Task statement: The entries that follow should be written out exactly.

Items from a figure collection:
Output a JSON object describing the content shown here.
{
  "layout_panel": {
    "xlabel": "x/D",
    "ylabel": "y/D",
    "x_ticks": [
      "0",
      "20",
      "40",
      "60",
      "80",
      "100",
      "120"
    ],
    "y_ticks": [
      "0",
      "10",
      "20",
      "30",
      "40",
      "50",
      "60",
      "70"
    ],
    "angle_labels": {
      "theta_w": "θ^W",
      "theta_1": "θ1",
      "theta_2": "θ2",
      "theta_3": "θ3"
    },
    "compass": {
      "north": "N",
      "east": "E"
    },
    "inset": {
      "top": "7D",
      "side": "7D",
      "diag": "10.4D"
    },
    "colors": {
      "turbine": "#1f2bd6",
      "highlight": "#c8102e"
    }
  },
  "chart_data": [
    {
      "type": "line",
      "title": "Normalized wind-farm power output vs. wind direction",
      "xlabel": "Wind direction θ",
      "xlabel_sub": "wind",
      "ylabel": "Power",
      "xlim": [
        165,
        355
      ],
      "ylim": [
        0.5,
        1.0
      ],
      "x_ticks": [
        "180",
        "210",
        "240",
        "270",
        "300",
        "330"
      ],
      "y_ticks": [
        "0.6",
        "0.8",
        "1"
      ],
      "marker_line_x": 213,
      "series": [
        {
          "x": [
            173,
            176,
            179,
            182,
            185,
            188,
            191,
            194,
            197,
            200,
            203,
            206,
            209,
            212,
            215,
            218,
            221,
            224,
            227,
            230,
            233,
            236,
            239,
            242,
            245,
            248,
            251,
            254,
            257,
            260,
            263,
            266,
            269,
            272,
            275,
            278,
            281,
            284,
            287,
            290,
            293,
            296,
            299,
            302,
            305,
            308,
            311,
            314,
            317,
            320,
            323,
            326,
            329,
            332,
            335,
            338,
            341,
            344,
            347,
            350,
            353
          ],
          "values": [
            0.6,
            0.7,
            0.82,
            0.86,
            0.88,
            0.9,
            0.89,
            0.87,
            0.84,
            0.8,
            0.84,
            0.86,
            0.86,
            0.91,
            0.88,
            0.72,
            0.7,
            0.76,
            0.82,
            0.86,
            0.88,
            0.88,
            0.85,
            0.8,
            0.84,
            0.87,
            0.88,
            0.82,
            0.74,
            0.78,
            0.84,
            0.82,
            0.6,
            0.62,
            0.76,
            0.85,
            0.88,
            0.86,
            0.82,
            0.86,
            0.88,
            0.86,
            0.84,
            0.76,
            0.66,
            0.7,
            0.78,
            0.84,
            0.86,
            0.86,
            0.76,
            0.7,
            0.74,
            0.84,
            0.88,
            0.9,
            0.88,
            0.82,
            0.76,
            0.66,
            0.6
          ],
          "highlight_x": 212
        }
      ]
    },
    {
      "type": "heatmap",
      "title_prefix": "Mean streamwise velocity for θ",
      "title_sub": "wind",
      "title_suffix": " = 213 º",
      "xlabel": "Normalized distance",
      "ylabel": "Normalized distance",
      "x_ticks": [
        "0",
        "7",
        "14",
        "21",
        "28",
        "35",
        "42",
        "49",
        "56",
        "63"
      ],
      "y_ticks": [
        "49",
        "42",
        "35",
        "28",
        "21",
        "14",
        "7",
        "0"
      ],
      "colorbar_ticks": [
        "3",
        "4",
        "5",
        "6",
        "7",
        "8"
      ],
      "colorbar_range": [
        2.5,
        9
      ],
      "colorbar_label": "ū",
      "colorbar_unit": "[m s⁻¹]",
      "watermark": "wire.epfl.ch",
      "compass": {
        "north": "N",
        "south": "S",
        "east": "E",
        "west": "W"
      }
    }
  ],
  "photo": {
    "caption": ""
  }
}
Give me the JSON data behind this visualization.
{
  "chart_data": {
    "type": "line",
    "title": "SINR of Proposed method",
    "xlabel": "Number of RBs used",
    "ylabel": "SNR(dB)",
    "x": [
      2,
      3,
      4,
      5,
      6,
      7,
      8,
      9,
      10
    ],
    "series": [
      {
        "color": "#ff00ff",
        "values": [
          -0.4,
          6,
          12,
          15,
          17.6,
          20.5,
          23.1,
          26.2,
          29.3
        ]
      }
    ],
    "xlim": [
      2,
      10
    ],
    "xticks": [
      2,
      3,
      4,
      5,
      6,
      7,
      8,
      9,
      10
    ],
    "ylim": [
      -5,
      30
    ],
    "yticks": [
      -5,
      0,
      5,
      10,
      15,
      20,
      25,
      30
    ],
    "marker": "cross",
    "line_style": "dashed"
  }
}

Full solution:
Output a JSON object describing the content shown here.
{
  "layout_panel": {
    "xlabel": "x/D",
    "ylabel": "y/D",
    "x_ticks": [
      "0",
      "20",
      "40",
      "60",
      "80",
      "100",
      "120"
    ],
    "y_ticks": [
      "0",
      "10",
      "20",
      "30",
      "40",
      "50",
      "60",
      "70"
    ],
    "angle_labels": {
      "theta_w": "θ^W",
      "theta_1": "θ1",
      "theta_2": "θ2",
      "theta_3": "θ3"
    },
    "compass": {
      "north": "N",
      "east": "E"
    },
    "inset": {
      "top": "7D",
      "side": "7D",
      "diag": "10.4D"
    },
    "colors": {
      "turbine": "#1f2bd6",
      "highlight": "#c8102e"
    }
  },
  "chart_data": [
    {
      "type": "line",
      "title": "Normalized wind-farm power output vs. wind direction",
      "xlabel": "Wind direction θ",
      "xlabel_sub": "wind",
      "ylabel": "Power",
      "xlim": [
        165,
        355
      ],
      "ylim": [
        0.5,
        1.0
      ],
      "x_ticks": [
        "180",
        "210",
        "240",
        "270",
        "300",
        "330"
      ],
      "y_ticks": [
        "0.6",
        "0.8",
        "1"
      ],
      "marker_line_x": 213,
      "series": [
        {
          "x": [
            173,
            176,
            179,
            182,
            185,
            188,
            191,
            194,
            197,
            200,
            203,
            206,
            209,
            212,
            215,
            218,
            221,
            224,
            227,
            230,
            233,
            236,
            239,
            242,
            245,
            248,
            251,
            254,
            257,
            260,
            263,
            266,
            269,
            272,
            275,
            278,
            281,
            284,
            287,
            290,
            293,
            296,
            299,
            302,
            305,
            308,
            311,
            314,
            317,
            320,
            323,
            326,
            329,
            332,
            335,
            338,
            341,
            344,
            347,
            350,
            353
          ],
          "values": [
            0.6,
            0.7,
            0.82,
            0.86,
            0.88,
            0.9,
            0.89,
            0.87,
            0.84,
            0.8,
            0.84,
            0.86,
            0.86,
            0.91,
            0.88,
            0.72,
            0.7,
            0.76,
            0.82,
            0.86,
            0.88,
            0.88,
            0.85,
            0.8,
            0.84,
            0.87,
            0.88,
            0.82,
            0.74,
            0.78,
            0.84,
            0.82,
            0.6,
            0.62,
            0.76,
            0.85,
            0.88,
            0.86,
            0.82,
            0.86,
            0.88,
            0.86,
            0.84,
            0.76,
            0.66,
            0.7,
            0.78,
            0.84,
            0.86,
            0.86,
            0.76,
            0.7,
            0.74,
            0.84,
            0.88,
            0.9,
            0.88,
            0.82,
            0.76,
            0.66,
            0.6
          ],
          "highlight_x": 212
        }
      ]
    },
    {
      "type": "heatmap",
      "title_prefix": "Mean streamwise velocity for θ",
      "title_sub": "wind",
      "title_suffix": " = 213 º",
      "xlabel": "Normalized distance",
      "ylabel": "Normalized distance",
      "x_ticks": [
        "0",
        "7",
        "14",
        "21",
        "28",
        "35",
        "42",
        "49",
        "56",
        "63"
      ],
      "y_ticks": [
        "49",
        "42",
        "35",
        "28",
        "21",
        "14",
        "7",
        "0"
      ],
      "colorbar_ticks": [
        "3",
        "4",
        "5",
        "6",
        "7",
        "8"
      ],
      "colorbar_range": [
        2.5,
        9
      ],
      "colorbar_label": "ū",
      "colorbar_unit": "[m s⁻¹]",
      "watermark": "wire.epfl.ch",
      "compass": {
        "north": "N",
        "south": "S",
        "east": "E",
        "west": "W"
      }
    }
  ],
  "photo": {
    "caption": ""
  }
}
Give me the JSON data behind this visualization.
{
  "chart_data": {
    "type": "line",
    "title": "SINR of Proposed method",
    "xlabel": "Number of RBs used",
    "ylabel": "SNR(dB)",
    "x": [
      2,
      3,
      4,
      5,
      6,
      7,
      8,
      9,
      10
    ],
    "series": [
      {
        "color": "#ff00ff",
        "values": [
          -0.4,
          6,
          12,
          15,
          17.6,
          20.5,
          23.1,
          26.2,
          29.3
        ]
      }
    ],
    "xlim": [
      2,
      10
    ],
    "xticks": [
      2,
      3,
      4,
      5,
      6,
      7,
      8,
      9,
      10
    ],
    "ylim": [
      -5,
      30
    ],
    "yticks": [
      -5,
      0,
      5,
      10,
      15,
      20,
      25,
      30
    ],
    "marker": "cross",
    "line_style": "dashed"
  }
}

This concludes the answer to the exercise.